> **WHAT THE EXERCISE ASKS**: State the number of lines below in which the word "parte" appears. Nothing else belongs in the answer.

> **MATERIAL PROVIDED**:
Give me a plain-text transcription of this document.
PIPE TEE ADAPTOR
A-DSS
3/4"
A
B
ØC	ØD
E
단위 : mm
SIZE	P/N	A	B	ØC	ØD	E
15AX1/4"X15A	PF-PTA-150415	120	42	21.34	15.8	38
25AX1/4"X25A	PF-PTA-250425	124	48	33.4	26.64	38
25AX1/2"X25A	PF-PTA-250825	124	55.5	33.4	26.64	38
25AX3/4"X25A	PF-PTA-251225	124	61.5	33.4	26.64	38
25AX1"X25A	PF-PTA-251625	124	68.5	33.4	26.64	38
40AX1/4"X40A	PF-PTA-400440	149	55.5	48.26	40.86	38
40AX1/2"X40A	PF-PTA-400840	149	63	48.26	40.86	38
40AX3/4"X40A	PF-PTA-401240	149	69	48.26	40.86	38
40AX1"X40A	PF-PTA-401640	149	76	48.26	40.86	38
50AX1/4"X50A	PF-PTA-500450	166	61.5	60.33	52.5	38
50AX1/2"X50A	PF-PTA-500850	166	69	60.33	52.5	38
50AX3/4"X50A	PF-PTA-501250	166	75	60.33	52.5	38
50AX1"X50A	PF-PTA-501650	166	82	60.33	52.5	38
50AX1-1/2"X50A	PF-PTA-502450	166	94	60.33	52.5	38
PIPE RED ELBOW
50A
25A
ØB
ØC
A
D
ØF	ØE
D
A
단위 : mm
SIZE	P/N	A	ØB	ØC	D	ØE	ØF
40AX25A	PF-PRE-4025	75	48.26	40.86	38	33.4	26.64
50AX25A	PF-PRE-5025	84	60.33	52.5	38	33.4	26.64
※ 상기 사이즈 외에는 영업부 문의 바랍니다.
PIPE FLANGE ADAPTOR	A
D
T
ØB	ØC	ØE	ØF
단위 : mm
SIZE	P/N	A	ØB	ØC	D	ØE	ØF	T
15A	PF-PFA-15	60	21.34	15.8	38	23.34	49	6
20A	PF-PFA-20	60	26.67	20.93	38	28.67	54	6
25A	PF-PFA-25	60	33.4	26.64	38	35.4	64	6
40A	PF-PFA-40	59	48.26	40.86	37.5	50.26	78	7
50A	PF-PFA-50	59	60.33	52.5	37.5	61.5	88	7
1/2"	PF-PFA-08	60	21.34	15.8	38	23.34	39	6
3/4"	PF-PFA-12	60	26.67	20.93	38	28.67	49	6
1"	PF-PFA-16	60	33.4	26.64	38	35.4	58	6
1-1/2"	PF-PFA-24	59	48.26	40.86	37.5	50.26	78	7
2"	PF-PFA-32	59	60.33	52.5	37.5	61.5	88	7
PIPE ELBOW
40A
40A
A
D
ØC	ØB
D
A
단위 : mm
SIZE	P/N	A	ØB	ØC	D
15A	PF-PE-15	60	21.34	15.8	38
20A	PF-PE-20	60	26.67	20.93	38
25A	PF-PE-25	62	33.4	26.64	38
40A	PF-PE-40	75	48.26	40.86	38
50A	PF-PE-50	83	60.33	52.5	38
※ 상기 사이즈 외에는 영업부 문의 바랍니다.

---

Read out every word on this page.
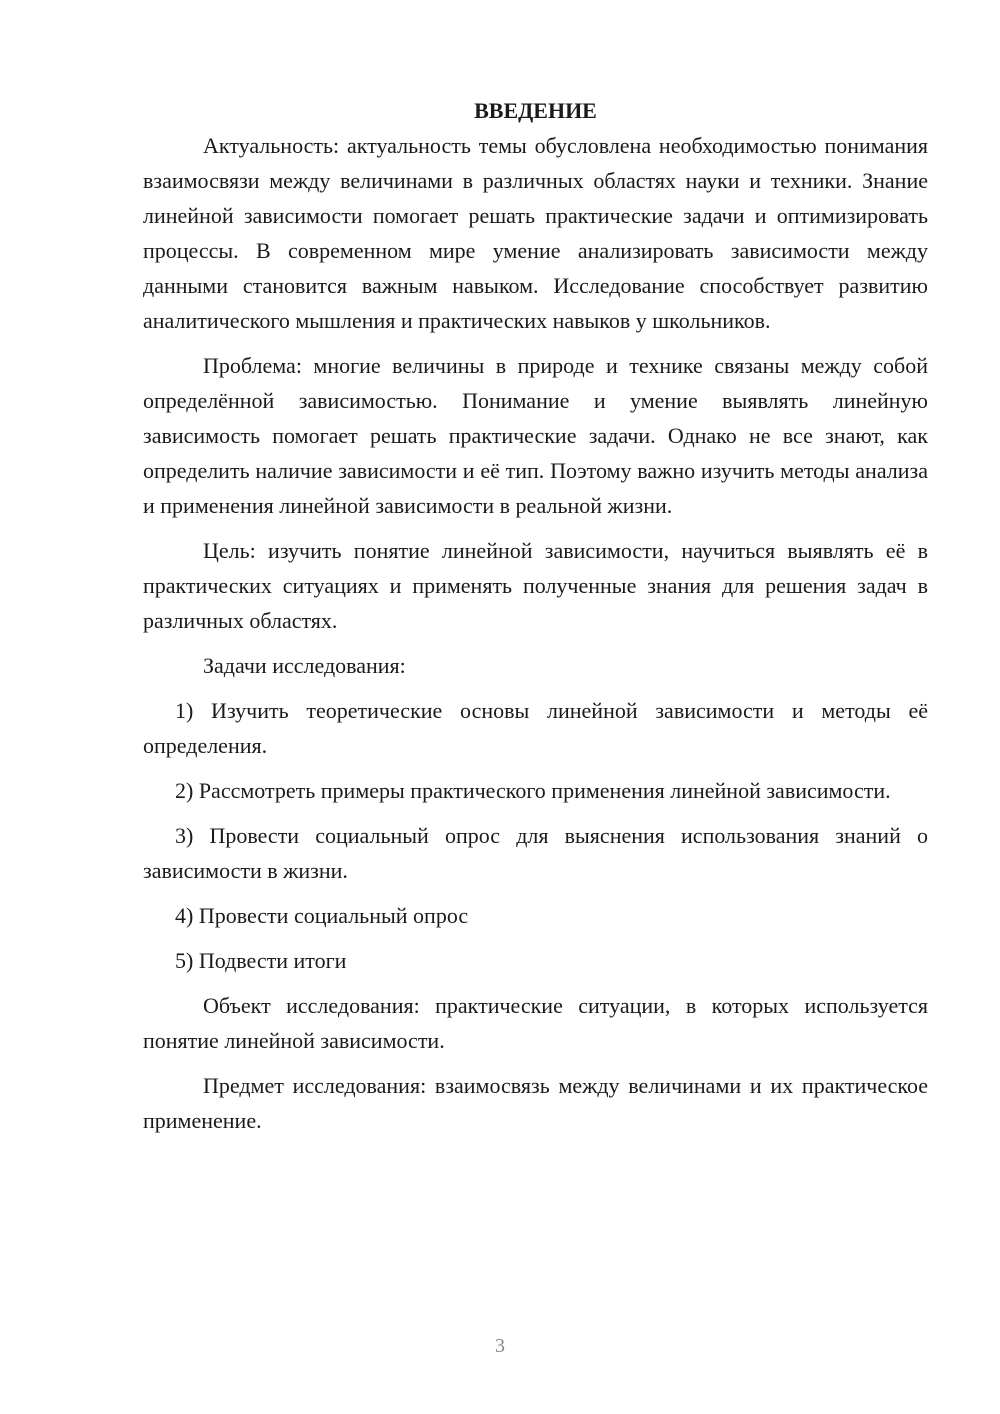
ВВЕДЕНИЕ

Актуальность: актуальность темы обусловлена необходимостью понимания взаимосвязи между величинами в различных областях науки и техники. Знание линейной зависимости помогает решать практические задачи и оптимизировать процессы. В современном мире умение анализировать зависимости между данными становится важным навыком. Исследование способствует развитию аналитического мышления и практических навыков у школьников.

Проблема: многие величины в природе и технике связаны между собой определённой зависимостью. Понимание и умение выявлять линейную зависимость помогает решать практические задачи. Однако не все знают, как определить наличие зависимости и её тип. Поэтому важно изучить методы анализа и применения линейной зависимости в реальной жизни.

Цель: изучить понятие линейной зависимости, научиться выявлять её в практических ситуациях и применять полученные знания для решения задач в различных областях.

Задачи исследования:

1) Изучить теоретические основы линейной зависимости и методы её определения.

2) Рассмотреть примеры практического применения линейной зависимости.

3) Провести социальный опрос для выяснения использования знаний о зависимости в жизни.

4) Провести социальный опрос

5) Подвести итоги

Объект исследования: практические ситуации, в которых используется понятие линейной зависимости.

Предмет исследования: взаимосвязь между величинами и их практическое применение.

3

--

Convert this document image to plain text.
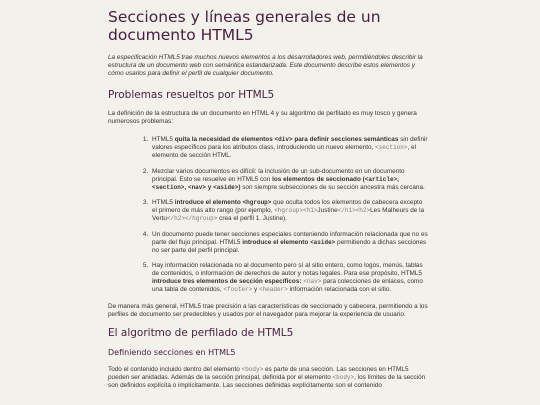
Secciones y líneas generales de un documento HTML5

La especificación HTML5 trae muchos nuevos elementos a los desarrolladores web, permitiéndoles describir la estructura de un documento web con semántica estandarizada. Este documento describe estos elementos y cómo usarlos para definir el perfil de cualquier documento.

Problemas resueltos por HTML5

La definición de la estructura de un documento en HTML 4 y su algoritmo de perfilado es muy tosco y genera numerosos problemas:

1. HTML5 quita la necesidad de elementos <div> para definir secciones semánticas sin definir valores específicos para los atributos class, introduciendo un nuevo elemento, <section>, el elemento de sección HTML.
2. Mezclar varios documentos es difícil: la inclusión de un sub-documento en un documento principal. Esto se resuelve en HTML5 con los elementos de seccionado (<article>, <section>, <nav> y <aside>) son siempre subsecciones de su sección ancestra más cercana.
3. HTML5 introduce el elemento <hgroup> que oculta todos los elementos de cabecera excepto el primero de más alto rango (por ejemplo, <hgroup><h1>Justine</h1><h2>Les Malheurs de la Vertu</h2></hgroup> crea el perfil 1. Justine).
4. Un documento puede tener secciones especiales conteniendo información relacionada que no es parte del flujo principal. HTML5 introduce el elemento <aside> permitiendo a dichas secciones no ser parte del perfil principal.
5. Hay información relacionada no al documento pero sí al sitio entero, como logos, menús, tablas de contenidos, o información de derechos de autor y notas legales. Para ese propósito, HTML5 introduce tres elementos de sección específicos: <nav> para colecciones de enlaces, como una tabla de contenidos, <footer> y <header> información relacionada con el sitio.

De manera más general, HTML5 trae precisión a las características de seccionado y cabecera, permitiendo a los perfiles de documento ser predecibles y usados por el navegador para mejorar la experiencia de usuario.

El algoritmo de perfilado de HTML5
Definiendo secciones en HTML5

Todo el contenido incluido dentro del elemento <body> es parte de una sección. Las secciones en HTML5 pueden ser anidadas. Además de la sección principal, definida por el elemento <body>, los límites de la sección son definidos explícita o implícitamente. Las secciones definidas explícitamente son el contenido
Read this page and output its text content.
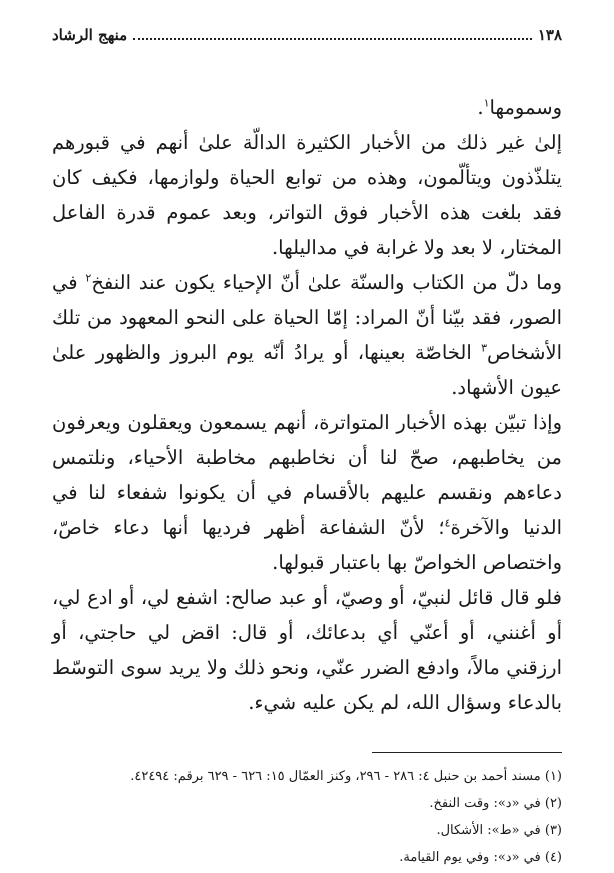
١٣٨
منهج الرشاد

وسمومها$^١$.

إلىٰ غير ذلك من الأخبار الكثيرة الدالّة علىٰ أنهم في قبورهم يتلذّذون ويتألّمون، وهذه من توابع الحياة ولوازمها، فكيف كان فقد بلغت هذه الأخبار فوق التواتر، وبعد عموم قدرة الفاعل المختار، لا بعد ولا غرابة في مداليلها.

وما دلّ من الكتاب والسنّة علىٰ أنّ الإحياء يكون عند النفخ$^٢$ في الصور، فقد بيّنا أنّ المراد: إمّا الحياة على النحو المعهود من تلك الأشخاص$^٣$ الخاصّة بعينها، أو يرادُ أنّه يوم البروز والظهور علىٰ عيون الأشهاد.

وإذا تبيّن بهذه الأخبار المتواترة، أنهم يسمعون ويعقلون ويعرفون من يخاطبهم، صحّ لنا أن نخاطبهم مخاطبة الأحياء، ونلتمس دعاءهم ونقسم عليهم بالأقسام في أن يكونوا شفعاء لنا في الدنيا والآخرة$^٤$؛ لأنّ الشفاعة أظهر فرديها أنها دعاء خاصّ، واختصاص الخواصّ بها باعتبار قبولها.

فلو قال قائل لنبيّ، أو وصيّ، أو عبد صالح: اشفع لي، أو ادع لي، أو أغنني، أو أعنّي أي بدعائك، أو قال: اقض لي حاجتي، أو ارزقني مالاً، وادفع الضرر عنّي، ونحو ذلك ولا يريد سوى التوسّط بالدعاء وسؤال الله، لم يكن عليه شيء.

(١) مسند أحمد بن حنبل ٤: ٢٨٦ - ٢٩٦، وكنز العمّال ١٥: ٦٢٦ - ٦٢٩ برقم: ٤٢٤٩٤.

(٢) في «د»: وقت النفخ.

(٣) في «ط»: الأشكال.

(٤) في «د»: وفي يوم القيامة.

> **WRITTEN ANSWER**: 2